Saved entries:
┄┄┄┄┄┄

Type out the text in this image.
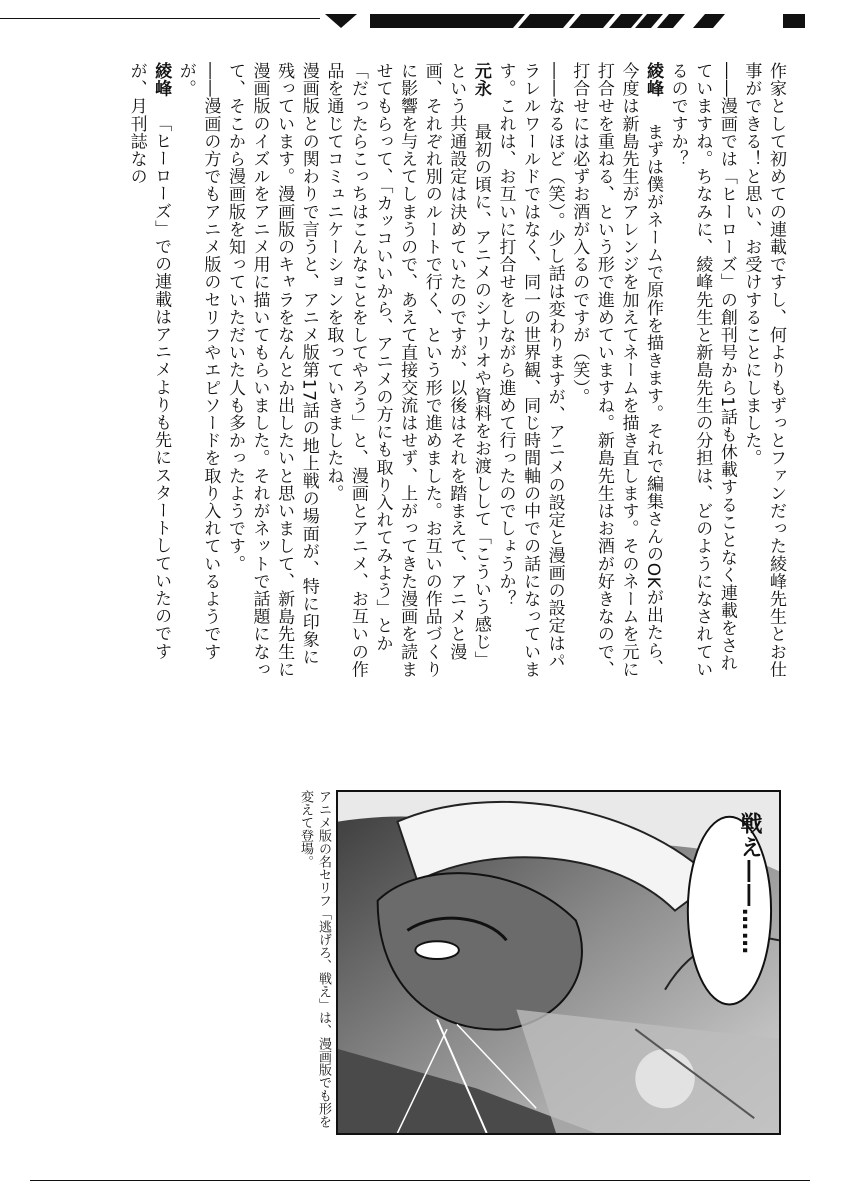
作家として初めての連載ですし、何よりもずっとファンだった綾峰先生とお仕事ができる！と思い、お受けすることにしました。

――漫画では「ヒーローズ」の創刊号から1話も休載することなく連載をされていますね。ちなみに、綾峰先生と新島先生の分担は、どのようになされているのですか？

綾峰　まずは僕がネームで原作を描きます。それで編集さんのOKが出たら、今度は新島先生がアレンジを加えてネームを描き直します。そのネームを元に打合せを重ねる、という形で進めていますね。新島先生はお酒が好きなので、打合せには必ずお酒が入るのですが（笑）。

――なるほど（笑）。少し話は変わりますが、アニメの設定と漫画の設定はパラレルワールドではなく、同一の世界観、同じ時間軸の中での話になっています。これは、お互いに打合せをしながら進めて行ったのでしょうか？

元永　最初の頃に、アニメのシナリオや資料をお渡しして「こういう感じ」という共通設定は決めていたのですが、以後はそれを踏まえて、アニメと漫画、それぞれ別のルートで行く、という形で進めました。お互いの作品づくりに影響を与えてしまうので、あえて直接交流はせず、上がってきた漫画を読ませてもらって、「カッコいいから、アニメの方にも取り入れてみよう」とか「だったらこっちはこんなことをしてやろう」と、漫画とアニメ、お互いの作品を通じてコミュニケーションを取っていきましたね。

漫画版との関わりで言うと、アニメ版第17話の地上戦の場面が、特に印象に残っています。漫画版のキャラをなんとか出したいと思いまして、新島先生に漫画版のイズルをアニメ用に描いてもらいました。それがネットで話題になって、そこから漫画版を知っていただいた人も多かったようです。

――漫画の方でもアニメ版のセリフやエピソードを取り入れているようですが。

綾峰　「ヒーローズ」での連載はアニメよりも先にスタートしていたのですが、月刊誌なの

アニメ版の名セリフ「逃げろ、戦え」は、漫画版でも形を変えて登場。	戦え――……
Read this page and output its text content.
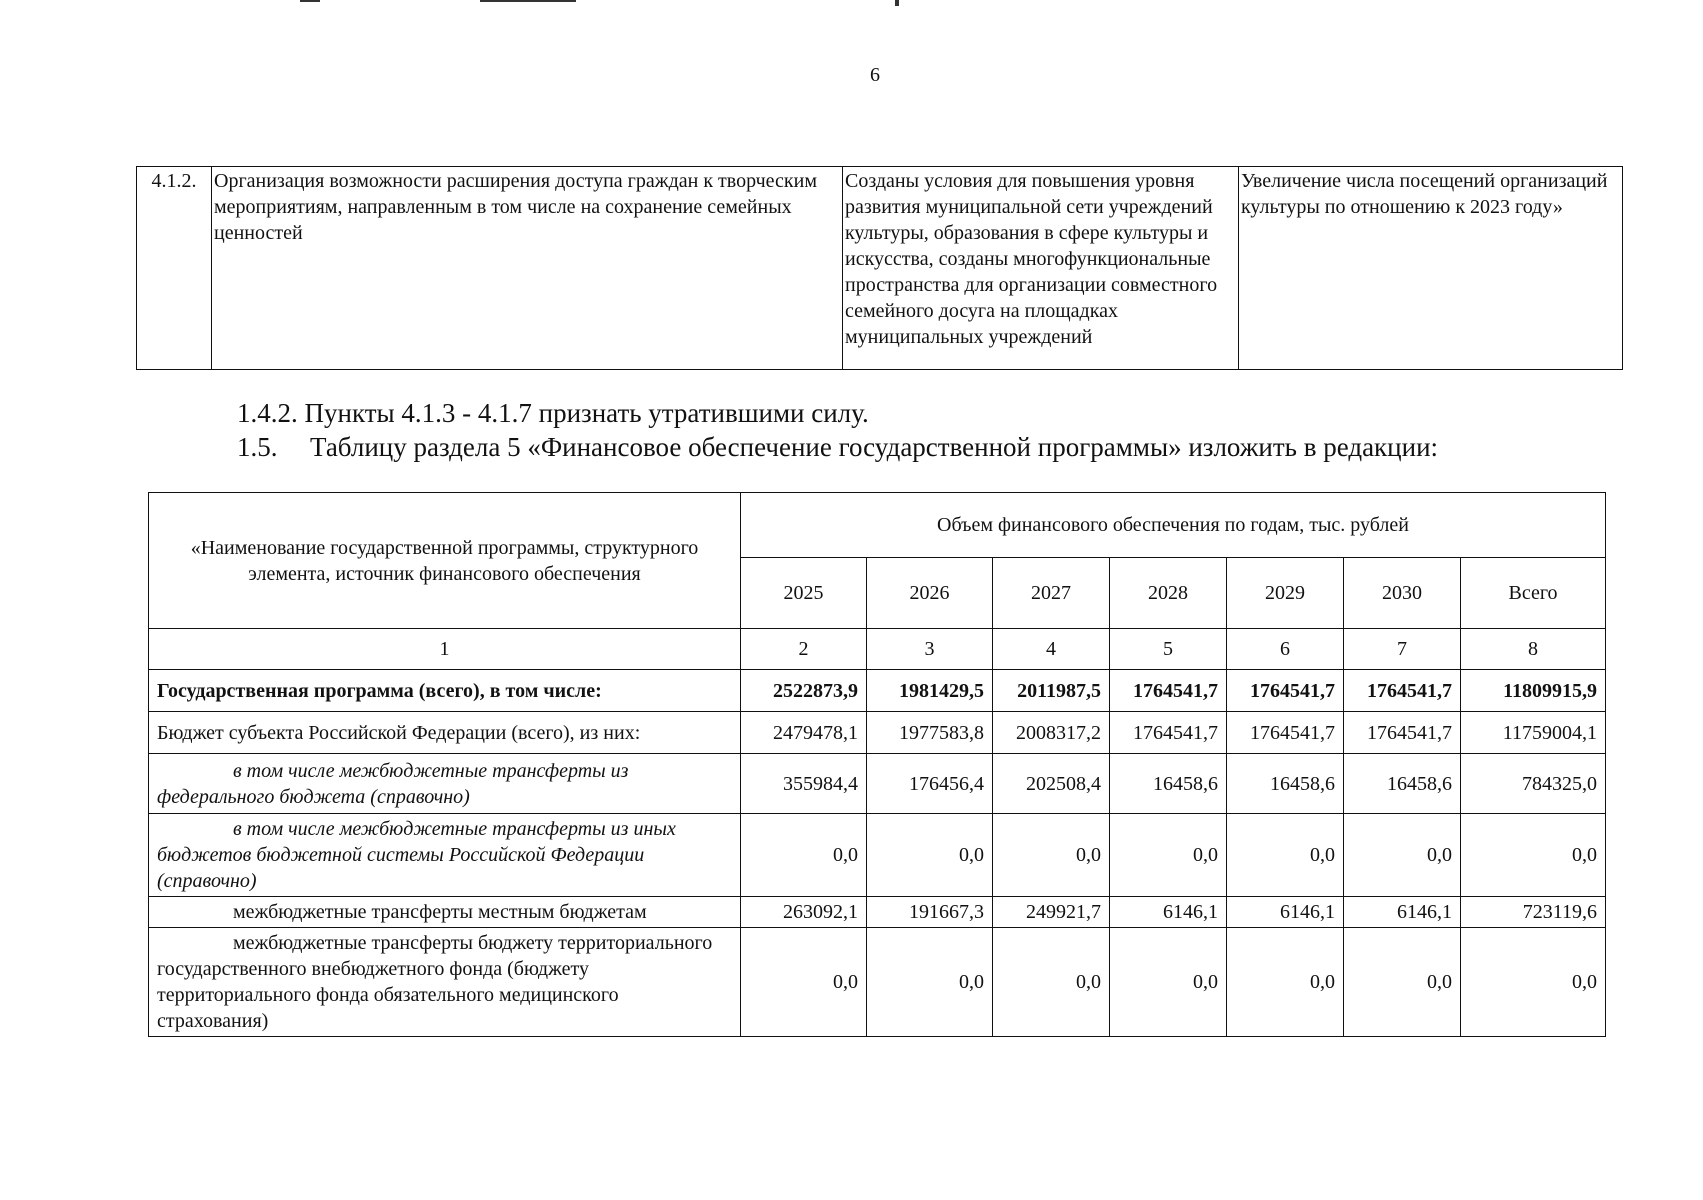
6
4.1.2.	Организация возможности расширения доступа граждан к творческим мероприятиям, направленным в том числе на сохранение семейных ценностей	Созданы условия для повышения уровня развития муниципальной сети учреждений культуры, образования в сфере культуры и искусства, созданы многофункциональные пространства для организации совместного семейного досуга на площадках муниципальных учреждений	Увеличение числа посещений организаций культуры по отношению к 2023 году»
1.4.2. Пункты 4.1.3 - 4.1.7 признать утратившими силу.
1.5. Таблицу раздела 5 «Финансовое обеспечение государственной программы» изложить в редакции:
«Наименование государственной программы, структурного элемента, источник финансового обеспечения	Объем финансового обеспечения по годам, тыс. рублей						
	2025	2026	2027	2028	2029	2030	Всего
1	2	3	4	5	6	7	8
Государственная программа (всего), в том числе:	2522873,9	1981429,5	2011987,5	1764541,7	1764541,7	1764541,7	11809915,9
Бюджет субъекта Российской Федерации (всего), из них:	2479478,1	1977583,8	2008317,2	1764541,7	1764541,7	1764541,7	11759004,1
в том числе межбюджетные трансферты из федерального бюджета (справочно)	355984,4	176456,4	202508,4	16458,6	16458,6	16458,6	784325,0
в том числе межбюджетные трансферты из иных бюджетов бюджетной системы Российской Федерации (справочно)	0,0	0,0	0,0	0,0	0,0	0,0	0,0
межбюджетные трансферты местным бюджетам	263092,1	191667,3	249921,7	6146,1	6146,1	6146,1	723119,6
межбюджетные трансферты бюджету территориального государственного внебюджетного фонда (бюджету территориального фонда обязательного медицинского страхования)	0,0	0,0	0,0	0,0	0,0	0,0	0,0
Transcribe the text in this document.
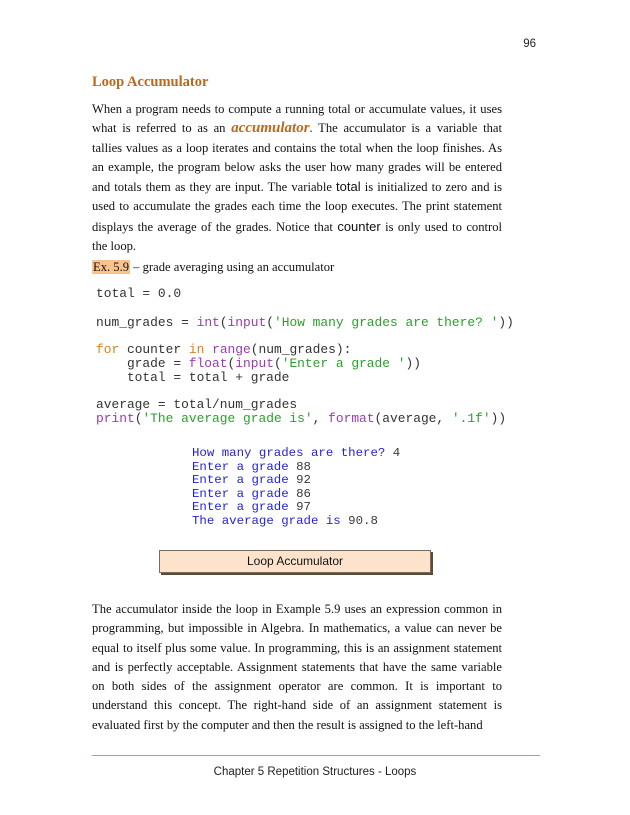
96
Loop Accumulator
When a program needs to compute a running total or accumulate values, it uses what is referred to as an accumulator. The accumulator is a variable that tallies values as a loop iterates and contains the total when the loop finishes. As an example, the program below asks the user how many grades will be entered and totals them as they are input. The variable total is initialized to zero and is used to accumulate the grades each time the loop executes. The print statement displays the average of the grades. Notice that counter is only used to control the loop.
Ex. 5.9 – grade averaging using an accumulator
total = 0.0
num_grades = int(input('How many grades are there? '))
for counter in range(num_grades):
grade = float(input('Enter a grade '))
total = total + grade
average = total/num_grades
print('The average grade is', format(average, '.1f'))
How many grades are there? 4
Enter a grade 88
Enter a grade 92
Enter a grade 86
Enter a grade 97
The average grade is 90.8
Loop Accumulator
The accumulator inside the loop in Example 5.9 uses an expression common in programming, but impossible in Algebra. In mathematics, a value can never be equal to itself plus some value. In programming, this is an assignment statement and is perfectly acceptable. Assignment statements that have the same variable on both sides of the assignment operator are common. It is important to understand this concept. The right-hand side of an assignment statement is evaluated first by the computer and then the result is assigned to the left-hand
Chapter 5 Repetition Structures - Loops
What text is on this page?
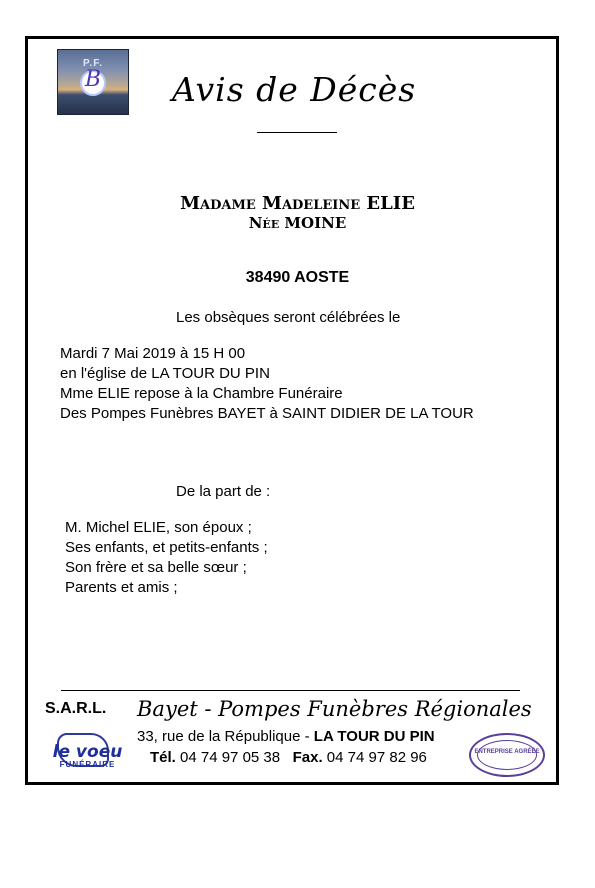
P.F.
B Avis de Décès
Madame Madeleine ELIE
Née MOINE
38490 AOSTE
Les obsèques seront célébrées le
Mardi 7 Mai 2019 à 15 H 00
en l'église de LA TOUR DU PIN
Mme ELIE repose à la Chambre Funéraire
Des Pompes Funèbres BAYET à SAINT DIDIER DE LA TOUR
De la part de :
M. Michel ELIE, son époux ;
Ses enfants, et petits-enfants ;
Son frère et sa belle sœur ;
Parents et amis ;
S.A.R.L. Bayet - Pompes Funèbres Régionales
33, rue de la République - LA TOUR DU PIN
Tél. 04 74 97 05 38 Fax. 04 74 97 82 96
le voeu
FUNÉRAIRE
ENTREPRISE AGRÉÉE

┄┄┄┄┄┄

→ **Task statement**: Work out how many lines above contain the word "there". Give only the number.

→ **Answer to this exercise**: 2